* **SHORT PROBLEM**: Repeat exactly, and only, the lines from the one holding "Give me a plain-text" through the last line of the records below.

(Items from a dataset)
————
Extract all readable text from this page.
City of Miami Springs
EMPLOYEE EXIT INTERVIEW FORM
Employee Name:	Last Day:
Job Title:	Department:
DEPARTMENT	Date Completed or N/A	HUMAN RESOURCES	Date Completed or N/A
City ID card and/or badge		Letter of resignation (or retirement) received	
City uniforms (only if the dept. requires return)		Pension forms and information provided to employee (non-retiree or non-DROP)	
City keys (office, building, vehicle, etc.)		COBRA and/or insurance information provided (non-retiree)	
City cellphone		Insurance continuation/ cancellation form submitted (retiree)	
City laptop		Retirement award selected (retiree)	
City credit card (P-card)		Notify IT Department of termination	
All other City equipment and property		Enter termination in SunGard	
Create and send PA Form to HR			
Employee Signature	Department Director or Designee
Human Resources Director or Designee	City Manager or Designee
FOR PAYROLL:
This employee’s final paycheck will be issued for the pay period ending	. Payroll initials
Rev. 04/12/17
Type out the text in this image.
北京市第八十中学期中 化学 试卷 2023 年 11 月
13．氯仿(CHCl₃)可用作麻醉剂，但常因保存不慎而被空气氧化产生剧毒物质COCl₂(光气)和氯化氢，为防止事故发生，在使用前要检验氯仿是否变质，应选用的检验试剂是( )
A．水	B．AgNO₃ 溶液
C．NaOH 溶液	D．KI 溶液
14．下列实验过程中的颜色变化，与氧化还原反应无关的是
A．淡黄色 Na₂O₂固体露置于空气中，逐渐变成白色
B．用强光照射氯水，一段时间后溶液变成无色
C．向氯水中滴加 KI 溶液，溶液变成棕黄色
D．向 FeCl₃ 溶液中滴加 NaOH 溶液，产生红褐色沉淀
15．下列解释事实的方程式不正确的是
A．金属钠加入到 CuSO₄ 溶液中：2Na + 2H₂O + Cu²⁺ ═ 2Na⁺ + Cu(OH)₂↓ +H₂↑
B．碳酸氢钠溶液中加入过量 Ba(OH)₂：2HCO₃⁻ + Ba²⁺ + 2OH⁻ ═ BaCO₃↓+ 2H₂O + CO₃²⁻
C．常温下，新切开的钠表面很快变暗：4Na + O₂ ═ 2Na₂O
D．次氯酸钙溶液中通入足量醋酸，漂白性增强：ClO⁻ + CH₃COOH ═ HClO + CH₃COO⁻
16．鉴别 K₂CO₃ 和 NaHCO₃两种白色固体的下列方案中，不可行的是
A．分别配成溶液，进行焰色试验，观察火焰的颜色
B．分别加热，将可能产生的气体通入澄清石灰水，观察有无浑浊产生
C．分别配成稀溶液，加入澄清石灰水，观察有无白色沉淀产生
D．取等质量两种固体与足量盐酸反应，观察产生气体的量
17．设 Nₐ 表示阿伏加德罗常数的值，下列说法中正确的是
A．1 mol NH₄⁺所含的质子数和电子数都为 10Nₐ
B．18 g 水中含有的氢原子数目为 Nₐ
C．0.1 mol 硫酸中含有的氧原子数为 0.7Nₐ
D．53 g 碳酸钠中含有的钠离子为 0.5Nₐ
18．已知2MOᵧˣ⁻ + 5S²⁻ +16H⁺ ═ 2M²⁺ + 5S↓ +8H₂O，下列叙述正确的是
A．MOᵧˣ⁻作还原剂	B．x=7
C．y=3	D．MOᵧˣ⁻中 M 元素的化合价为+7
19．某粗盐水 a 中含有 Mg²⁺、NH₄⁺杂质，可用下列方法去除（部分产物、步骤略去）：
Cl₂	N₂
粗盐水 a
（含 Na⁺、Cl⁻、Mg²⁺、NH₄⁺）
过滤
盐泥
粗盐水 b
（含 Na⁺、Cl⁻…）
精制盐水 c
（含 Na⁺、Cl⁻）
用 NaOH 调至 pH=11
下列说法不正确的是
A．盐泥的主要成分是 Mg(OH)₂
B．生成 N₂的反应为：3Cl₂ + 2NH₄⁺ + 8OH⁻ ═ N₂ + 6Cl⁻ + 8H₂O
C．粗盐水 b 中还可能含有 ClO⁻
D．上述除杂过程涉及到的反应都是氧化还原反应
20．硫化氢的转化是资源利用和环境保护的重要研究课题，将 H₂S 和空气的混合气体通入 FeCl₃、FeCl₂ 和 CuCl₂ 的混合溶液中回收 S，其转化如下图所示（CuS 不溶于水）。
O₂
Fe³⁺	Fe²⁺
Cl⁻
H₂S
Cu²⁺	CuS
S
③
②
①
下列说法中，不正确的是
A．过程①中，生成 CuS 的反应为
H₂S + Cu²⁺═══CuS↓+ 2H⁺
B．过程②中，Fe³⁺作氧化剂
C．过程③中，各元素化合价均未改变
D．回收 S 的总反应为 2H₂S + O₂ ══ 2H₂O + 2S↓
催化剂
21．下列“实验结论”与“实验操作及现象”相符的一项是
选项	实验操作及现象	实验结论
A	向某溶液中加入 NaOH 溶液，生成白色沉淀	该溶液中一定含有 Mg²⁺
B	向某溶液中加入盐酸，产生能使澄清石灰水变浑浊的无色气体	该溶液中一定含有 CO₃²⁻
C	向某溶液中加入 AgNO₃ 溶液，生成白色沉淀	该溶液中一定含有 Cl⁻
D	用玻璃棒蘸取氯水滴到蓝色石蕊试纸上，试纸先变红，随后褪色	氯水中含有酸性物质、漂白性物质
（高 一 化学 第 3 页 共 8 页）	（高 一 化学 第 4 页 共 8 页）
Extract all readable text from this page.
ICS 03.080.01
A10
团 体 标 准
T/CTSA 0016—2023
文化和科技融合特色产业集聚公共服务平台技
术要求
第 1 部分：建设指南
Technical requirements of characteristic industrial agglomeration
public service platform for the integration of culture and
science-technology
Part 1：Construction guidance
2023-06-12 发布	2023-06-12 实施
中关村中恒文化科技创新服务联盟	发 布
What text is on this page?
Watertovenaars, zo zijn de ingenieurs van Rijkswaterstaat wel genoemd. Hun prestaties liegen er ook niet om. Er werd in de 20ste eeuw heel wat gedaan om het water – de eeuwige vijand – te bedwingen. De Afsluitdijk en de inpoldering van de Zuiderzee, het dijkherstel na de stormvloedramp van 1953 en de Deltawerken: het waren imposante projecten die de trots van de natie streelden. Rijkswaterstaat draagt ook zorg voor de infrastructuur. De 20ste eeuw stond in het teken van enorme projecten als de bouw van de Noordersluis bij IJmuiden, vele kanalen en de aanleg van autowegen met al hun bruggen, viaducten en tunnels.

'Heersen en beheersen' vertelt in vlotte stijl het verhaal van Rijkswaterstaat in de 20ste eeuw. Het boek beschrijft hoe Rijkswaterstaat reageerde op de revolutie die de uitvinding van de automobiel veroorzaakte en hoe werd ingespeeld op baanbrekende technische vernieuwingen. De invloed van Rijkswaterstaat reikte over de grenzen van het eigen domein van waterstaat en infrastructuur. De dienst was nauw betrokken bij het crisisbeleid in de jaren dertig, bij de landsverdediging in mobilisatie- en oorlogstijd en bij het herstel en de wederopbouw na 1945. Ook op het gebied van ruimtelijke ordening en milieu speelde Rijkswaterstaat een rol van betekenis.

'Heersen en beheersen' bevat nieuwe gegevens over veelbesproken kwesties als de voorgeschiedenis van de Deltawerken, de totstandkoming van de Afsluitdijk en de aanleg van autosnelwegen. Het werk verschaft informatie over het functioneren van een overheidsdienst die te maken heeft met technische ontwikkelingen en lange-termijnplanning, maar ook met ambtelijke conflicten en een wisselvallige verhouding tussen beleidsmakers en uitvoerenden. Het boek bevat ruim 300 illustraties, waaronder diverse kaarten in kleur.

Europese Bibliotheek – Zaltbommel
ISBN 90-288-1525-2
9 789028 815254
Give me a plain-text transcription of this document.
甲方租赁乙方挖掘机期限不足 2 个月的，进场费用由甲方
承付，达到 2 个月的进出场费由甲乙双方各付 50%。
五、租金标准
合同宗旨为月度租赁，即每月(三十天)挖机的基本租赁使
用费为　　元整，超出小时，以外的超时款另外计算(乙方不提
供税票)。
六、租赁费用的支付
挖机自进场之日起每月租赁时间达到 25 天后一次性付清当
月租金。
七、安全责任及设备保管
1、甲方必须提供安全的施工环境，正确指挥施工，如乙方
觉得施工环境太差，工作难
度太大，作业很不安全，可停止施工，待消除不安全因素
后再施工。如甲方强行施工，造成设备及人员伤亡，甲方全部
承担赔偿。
————
* **ANSWER TO THE TASK**:
Give me a plain-text transcription of this document.
甲方租赁乙方挖掘机期限不足 2 个月的，进场费用由甲方
承付，达到 2 个月的进出场费由甲乙双方各付 50%。
五、租金标准
合同宗旨为月度租赁，即每月(三十天)挖机的基本租赁使
用费为　　元整，超出小时，以外的超时款另外计算(乙方不提
供税票)。
六、租赁费用的支付
挖机自进场之日起每月租赁时间达到 25 天后一次性付清当
月租金。
七、安全责任及设备保管
1、甲方必须提供安全的施工环境，正确指挥施工，如乙方
觉得施工环境太差，工作难
度太大，作业很不安全，可停止施工，待消除不安全因素
后再施工。如甲方强行施工，造成设备及人员伤亡，甲方全部
承担赔偿。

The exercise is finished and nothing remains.